BEGIN DATASET EXTRACT

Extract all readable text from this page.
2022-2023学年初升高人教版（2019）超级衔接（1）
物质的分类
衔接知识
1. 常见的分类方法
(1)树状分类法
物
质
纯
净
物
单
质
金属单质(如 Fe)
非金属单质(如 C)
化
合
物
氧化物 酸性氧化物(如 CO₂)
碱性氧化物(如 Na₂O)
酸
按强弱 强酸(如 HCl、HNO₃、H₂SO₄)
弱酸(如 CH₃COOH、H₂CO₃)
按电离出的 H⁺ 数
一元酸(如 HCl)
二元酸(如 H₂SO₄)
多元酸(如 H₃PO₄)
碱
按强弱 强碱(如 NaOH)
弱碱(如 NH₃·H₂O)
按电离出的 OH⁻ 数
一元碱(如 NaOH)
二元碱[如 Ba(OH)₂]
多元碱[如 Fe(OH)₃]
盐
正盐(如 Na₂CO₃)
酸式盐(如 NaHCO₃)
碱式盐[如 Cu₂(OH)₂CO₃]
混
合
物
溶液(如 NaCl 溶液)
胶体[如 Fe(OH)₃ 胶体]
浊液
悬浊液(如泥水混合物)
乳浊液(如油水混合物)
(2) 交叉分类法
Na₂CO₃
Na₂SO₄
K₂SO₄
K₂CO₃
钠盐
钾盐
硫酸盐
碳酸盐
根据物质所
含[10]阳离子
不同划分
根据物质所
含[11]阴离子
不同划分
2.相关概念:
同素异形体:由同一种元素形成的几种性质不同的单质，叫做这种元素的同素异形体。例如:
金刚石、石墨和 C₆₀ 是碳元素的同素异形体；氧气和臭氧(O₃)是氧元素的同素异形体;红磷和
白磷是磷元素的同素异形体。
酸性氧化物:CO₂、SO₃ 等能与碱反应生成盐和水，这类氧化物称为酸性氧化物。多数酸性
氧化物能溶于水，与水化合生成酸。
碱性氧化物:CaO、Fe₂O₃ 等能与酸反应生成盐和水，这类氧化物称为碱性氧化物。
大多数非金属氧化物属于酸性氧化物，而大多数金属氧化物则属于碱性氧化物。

END DATASET EXTRACT

STATED PROBLEM
Write out every entry verbatim.

SOLVED EXERCISE
Extract all readable text from this page.
2022-2023学年初升高人教版（2019）超级衔接（1）
物质的分类
衔接知识
1. 常见的分类方法
(1)树状分类法
物
质
纯
净
物
单
质
金属单质(如 Fe)
非金属单质(如 C)
化
合
物
氧化物 酸性氧化物(如 CO₂)
碱性氧化物(如 Na₂O)
酸
按强弱 强酸(如 HCl、HNO₃、H₂SO₄)
弱酸(如 CH₃COOH、H₂CO₃)
按电离出的 H⁺ 数
一元酸(如 HCl)
二元酸(如 H₂SO₄)
多元酸(如 H₃PO₄)
碱
按强弱 强碱(如 NaOH)
弱碱(如 NH₃·H₂O)
按电离出的 OH⁻ 数
一元碱(如 NaOH)
二元碱[如 Ba(OH)₂]
多元碱[如 Fe(OH)₃]
盐
正盐(如 Na₂CO₃)
酸式盐(如 NaHCO₃)
碱式盐[如 Cu₂(OH)₂CO₃]
混
合
物
溶液(如 NaCl 溶液)
胶体[如 Fe(OH)₃ 胶体]
浊液
悬浊液(如泥水混合物)
乳浊液(如油水混合物)
(2) 交叉分类法
Na₂CO₃
Na₂SO₄
K₂SO₄
K₂CO₃
钠盐
钾盐
硫酸盐
碳酸盐
根据物质所
含[10]阳离子
不同划分
根据物质所
含[11]阴离子
不同划分
2.相关概念:
同素异形体:由同一种元素形成的几种性质不同的单质，叫做这种元素的同素异形体。例如:
金刚石、石墨和 C₆₀ 是碳元素的同素异形体；氧气和臭氧(O₃)是氧元素的同素异形体;红磷和
白磷是磷元素的同素异形体。
酸性氧化物:CO₂、SO₃ 等能与碱反应生成盐和水，这类氧化物称为酸性氧化物。多数酸性
氧化物能溶于水，与水化合生成酸。
碱性氧化物:CaO、Fe₂O₃ 等能与酸反应生成盐和水，这类氧化物称为碱性氧化物。
大多数非金属氧化物属于酸性氧化物，而大多数金属氧化物则属于碱性氧化物。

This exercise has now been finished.